* Task to carry out
Restate every entry word for word.

* begin Information supplied *

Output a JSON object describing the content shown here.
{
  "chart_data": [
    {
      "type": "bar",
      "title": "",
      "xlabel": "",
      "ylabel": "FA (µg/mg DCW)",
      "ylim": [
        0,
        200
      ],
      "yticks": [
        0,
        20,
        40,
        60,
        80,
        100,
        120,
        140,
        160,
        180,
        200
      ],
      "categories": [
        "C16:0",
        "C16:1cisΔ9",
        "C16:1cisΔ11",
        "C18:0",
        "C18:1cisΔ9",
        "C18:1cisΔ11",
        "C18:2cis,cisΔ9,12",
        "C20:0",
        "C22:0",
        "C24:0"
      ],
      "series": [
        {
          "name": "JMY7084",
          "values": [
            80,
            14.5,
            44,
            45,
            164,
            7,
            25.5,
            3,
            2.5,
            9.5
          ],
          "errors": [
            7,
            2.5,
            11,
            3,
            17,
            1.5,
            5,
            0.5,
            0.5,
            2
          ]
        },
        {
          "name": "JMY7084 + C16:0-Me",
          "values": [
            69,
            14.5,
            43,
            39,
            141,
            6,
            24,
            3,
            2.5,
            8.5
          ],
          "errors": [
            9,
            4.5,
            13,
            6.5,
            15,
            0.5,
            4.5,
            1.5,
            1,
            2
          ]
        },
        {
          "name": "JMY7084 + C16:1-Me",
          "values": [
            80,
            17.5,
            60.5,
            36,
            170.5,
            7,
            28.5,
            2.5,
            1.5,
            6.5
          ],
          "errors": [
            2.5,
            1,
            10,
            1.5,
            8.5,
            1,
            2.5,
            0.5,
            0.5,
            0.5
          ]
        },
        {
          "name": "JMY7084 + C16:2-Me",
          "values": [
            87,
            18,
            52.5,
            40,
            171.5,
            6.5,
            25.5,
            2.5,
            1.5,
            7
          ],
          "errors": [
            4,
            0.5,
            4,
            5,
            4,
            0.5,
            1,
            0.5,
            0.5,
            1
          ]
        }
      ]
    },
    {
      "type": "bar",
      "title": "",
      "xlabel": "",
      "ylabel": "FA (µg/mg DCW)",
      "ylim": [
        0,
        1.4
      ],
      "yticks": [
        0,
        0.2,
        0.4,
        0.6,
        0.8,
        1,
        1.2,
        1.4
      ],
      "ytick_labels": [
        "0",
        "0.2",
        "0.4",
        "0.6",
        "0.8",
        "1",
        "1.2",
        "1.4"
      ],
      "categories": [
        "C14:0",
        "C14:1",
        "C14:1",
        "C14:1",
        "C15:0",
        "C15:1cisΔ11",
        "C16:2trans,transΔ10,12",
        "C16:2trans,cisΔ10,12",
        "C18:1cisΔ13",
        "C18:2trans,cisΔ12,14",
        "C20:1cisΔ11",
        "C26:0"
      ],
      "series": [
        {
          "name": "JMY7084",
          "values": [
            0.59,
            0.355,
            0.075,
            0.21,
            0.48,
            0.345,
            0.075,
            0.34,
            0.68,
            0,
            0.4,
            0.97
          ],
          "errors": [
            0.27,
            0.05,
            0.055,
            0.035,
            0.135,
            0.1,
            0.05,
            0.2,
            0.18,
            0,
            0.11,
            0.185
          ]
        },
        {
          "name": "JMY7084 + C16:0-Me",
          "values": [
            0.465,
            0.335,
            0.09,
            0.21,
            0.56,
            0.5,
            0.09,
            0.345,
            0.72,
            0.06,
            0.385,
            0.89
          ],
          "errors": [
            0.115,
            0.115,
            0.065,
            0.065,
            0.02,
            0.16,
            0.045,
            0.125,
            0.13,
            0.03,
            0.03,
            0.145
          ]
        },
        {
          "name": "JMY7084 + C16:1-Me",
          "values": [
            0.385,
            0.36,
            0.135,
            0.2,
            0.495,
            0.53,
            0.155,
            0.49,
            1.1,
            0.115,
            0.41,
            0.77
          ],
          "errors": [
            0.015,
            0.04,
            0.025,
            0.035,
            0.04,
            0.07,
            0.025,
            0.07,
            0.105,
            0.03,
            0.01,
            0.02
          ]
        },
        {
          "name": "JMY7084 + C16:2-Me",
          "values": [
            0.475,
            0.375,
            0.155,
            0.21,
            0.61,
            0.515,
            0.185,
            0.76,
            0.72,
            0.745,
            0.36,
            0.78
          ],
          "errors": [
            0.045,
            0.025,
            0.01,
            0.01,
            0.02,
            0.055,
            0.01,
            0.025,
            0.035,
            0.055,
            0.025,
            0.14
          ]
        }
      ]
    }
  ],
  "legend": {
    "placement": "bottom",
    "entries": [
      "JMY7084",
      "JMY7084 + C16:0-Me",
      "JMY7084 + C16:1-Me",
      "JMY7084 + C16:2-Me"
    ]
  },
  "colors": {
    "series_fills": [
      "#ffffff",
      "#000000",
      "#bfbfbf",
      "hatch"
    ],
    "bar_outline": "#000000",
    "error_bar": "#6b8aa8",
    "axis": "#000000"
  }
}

* end Information supplied *

* The result
Output a JSON object describing the content shown here.
{
  "chart_data": [
    {
      "type": "bar",
      "title": "",
      "xlabel": "",
      "ylabel": "FA (µg/mg DCW)",
      "ylim": [
        0,
        200
      ],
      "yticks": [
        0,
        20,
        40,
        60,
        80,
        100,
        120,
        140,
        160,
        180,
        200
      ],
      "categories": [
        "C16:0",
        "C16:1cisΔ9",
        "C16:1cisΔ11",
        "C18:0",
        "C18:1cisΔ9",
        "C18:1cisΔ11",
        "C18:2cis,cisΔ9,12",
        "C20:0",
        "C22:0",
        "C24:0"
      ],
      "series": [
        {
          "name": "JMY7084",
          "values": [
            80,
            14.5,
            44,
            45,
            164,
            7,
            25.5,
            3,
            2.5,
            9.5
          ],
          "errors": [
            7,
            2.5,
            11,
            3,
            17,
            1.5,
            5,
            0.5,
            0.5,
            2
          ]
        },
        {
          "name": "JMY7084 + C16:0-Me",
          "values": [
            69,
            14.5,
            43,
            39,
            141,
            6,
            24,
            3,
            2.5,
            8.5
          ],
          "errors": [
            9,
            4.5,
            13,
            6.5,
            15,
            0.5,
            4.5,
            1.5,
            1,
            2
          ]
        },
        {
          "name": "JMY7084 + C16:1-Me",
          "values": [
            80,
            17.5,
            60.5,
            36,
            170.5,
            7,
            28.5,
            2.5,
            1.5,
            6.5
          ],
          "errors": [
            2.5,
            1,
            10,
            1.5,
            8.5,
            1,
            2.5,
            0.5,
            0.5,
            0.5
          ]
        },
        {
          "name": "JMY7084 + C16:2-Me",
          "values": [
            87,
            18,
            52.5,
            40,
            171.5,
            6.5,
            25.5,
            2.5,
            1.5,
            7
          ],
          "errors": [
            4,
            0.5,
            4,
            5,
            4,
            0.5,
            1,
            0.5,
            0.5,
            1
          ]
        }
      ]
    },
    {
      "type": "bar",
      "title": "",
      "xlabel": "",
      "ylabel": "FA (µg/mg DCW)",
      "ylim": [
        0,
        1.4
      ],
      "yticks": [
        0,
        0.2,
        0.4,
        0.6,
        0.8,
        1,
        1.2,
        1.4
      ],
      "ytick_labels": [
        "0",
        "0.2",
        "0.4",
        "0.6",
        "0.8",
        "1",
        "1.2",
        "1.4"
      ],
      "categories": [
        "C14:0",
        "C14:1",
        "C14:1",
        "C14:1",
        "C15:0",
        "C15:1cisΔ11",
        "C16:2trans,transΔ10,12",
        "C16:2trans,cisΔ10,12",
        "C18:1cisΔ13",
        "C18:2trans,cisΔ12,14",
        "C20:1cisΔ11",
        "C26:0"
      ],
      "series": [
        {
          "name": "JMY7084",
          "values": [
            0.59,
            0.355,
            0.075,
            0.21,
            0.48,
            0.345,
            0.075,
            0.34,
            0.68,
            0,
            0.4,
            0.97
          ],
          "errors": [
            0.27,
            0.05,
            0.055,
            0.035,
            0.135,
            0.1,
            0.05,
            0.2,
            0.18,
            0,
            0.11,
            0.185
          ]
        },
        {
          "name": "JMY7084 + C16:0-Me",
          "values": [
            0.465,
            0.335,
            0.09,
            0.21,
            0.56,
            0.5,
            0.09,
            0.345,
            0.72,
            0.06,
            0.385,
            0.89
          ],
          "errors": [
            0.115,
            0.115,
            0.065,
            0.065,
            0.02,
            0.16,
            0.045,
            0.125,
            0.13,
            0.03,
            0.03,
            0.145
          ]
        },
        {
          "name": "JMY7084 + C16:1-Me",
          "values": [
            0.385,
            0.36,
            0.135,
            0.2,
            0.495,
            0.53,
            0.155,
            0.49,
            1.1,
            0.115,
            0.41,
            0.77
          ],
          "errors": [
            0.015,
            0.04,
            0.025,
            0.035,
            0.04,
            0.07,
            0.025,
            0.07,
            0.105,
            0.03,
            0.01,
            0.02
          ]
        },
        {
          "name": "JMY7084 + C16:2-Me",
          "values": [
            0.475,
            0.375,
            0.155,
            0.21,
            0.61,
            0.515,
            0.185,
            0.76,
            0.72,
            0.745,
            0.36,
            0.78
          ],
          "errors": [
            0.045,
            0.025,
            0.01,
            0.01,
            0.02,
            0.055,
            0.01,
            0.025,
            0.035,
            0.055,
            0.025,
            0.14
          ]
        }
      ]
    }
  ],
  "legend": {
    "placement": "bottom",
    "entries": [
      "JMY7084",
      "JMY7084 + C16:0-Me",
      "JMY7084 + C16:1-Me",
      "JMY7084 + C16:2-Me"
    ]
  },
  "colors": {
    "series_fills": [
      "#ffffff",
      "#000000",
      "#bfbfbf",
      "hatch"
    ],
    "bar_outline": "#000000",
    "error_bar": "#6b8aa8",
    "axis": "#000000"
  }
}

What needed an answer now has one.